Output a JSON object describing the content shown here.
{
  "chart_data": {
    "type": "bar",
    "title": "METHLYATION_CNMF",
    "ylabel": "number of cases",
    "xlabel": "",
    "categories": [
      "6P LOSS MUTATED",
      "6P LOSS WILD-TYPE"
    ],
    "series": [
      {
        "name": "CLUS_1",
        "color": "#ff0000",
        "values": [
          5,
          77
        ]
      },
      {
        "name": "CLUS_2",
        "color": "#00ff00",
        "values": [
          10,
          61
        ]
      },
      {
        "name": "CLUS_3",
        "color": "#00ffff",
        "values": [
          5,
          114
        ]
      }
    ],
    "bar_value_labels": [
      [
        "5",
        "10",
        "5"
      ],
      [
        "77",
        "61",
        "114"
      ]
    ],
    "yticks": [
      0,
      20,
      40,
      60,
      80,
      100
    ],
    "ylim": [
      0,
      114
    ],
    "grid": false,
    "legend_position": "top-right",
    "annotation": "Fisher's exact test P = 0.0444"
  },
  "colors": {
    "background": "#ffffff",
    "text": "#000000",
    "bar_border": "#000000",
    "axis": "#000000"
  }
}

...

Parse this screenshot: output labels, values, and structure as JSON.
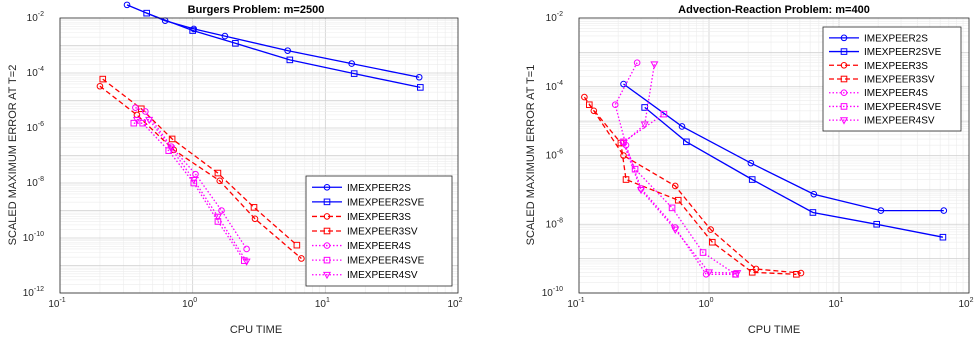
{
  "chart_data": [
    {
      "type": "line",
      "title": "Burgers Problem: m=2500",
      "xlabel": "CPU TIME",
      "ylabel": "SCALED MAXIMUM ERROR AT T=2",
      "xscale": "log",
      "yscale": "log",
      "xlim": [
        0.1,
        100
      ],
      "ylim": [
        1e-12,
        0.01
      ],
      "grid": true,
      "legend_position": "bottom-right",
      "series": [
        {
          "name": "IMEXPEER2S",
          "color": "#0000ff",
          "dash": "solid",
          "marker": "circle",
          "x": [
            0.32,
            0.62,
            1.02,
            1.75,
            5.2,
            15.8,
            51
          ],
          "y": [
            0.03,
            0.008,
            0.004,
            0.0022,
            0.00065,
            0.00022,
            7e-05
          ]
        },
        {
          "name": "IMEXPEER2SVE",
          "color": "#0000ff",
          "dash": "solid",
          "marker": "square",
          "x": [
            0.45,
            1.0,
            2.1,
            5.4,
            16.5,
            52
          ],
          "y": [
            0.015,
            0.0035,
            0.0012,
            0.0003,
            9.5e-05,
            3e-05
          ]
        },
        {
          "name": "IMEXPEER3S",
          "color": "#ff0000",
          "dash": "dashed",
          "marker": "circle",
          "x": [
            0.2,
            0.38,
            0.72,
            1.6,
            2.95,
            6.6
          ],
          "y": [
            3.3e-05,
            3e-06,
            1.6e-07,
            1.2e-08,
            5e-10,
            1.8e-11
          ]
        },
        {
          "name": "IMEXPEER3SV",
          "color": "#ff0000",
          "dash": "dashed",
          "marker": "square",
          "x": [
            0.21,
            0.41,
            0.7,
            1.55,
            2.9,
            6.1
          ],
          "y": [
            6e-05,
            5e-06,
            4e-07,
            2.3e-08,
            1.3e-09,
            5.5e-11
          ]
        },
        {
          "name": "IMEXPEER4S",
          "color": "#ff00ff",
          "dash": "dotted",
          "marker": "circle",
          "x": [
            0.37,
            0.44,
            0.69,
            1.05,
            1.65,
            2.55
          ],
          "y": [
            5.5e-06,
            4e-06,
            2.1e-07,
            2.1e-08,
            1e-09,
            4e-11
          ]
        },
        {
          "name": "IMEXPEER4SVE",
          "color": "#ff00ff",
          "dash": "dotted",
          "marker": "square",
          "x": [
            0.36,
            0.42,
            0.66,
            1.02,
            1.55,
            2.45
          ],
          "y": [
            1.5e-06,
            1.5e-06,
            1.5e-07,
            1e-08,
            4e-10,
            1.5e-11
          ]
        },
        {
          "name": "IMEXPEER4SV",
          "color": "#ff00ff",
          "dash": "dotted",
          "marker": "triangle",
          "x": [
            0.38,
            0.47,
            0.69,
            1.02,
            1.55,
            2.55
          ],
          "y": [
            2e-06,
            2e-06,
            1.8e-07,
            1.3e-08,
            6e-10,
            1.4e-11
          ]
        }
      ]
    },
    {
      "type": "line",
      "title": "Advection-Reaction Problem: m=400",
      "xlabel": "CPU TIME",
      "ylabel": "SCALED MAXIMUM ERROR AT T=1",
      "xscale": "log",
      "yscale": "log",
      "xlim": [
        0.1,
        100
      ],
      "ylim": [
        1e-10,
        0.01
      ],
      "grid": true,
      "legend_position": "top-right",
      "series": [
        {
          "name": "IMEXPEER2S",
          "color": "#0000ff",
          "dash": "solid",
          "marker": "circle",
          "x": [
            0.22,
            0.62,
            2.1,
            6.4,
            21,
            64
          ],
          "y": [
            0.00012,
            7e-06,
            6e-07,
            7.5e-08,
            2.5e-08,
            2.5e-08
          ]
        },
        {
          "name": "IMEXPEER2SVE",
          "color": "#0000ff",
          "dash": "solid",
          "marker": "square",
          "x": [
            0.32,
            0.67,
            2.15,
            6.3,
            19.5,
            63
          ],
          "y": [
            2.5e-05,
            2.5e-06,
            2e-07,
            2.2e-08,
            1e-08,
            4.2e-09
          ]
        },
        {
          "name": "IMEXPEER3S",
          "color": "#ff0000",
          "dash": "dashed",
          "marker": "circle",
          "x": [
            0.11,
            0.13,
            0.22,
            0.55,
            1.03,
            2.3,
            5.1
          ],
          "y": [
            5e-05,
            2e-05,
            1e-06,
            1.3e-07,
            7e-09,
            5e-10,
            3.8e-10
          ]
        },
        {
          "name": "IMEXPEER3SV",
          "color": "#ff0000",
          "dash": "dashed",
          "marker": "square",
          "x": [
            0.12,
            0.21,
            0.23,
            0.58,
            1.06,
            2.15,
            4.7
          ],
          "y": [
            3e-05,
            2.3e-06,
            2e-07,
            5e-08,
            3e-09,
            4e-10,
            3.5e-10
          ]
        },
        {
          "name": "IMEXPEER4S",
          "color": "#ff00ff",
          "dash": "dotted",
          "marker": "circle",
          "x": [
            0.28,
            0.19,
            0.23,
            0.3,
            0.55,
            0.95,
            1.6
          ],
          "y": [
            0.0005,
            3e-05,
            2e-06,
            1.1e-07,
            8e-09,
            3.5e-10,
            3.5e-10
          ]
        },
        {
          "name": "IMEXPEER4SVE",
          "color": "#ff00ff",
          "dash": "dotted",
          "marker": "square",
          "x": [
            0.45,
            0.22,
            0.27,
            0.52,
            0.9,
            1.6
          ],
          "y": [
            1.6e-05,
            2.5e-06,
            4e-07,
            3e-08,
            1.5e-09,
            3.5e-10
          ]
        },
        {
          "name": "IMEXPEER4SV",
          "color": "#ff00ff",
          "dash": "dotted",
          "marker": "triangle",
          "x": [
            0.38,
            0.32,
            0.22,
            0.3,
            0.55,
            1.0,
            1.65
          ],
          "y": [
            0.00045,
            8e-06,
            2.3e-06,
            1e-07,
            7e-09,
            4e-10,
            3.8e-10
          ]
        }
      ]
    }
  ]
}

▶ **Exercise goal**: Gather every line from the listing above in which "title" appears, and copy those lines.

▶ **Exercise output**:
    "title": "METHLYATION_CNMF",
      "title": "Burgers Problem: m=2500",
      "title": "Advection-Reaction Problem: m=400",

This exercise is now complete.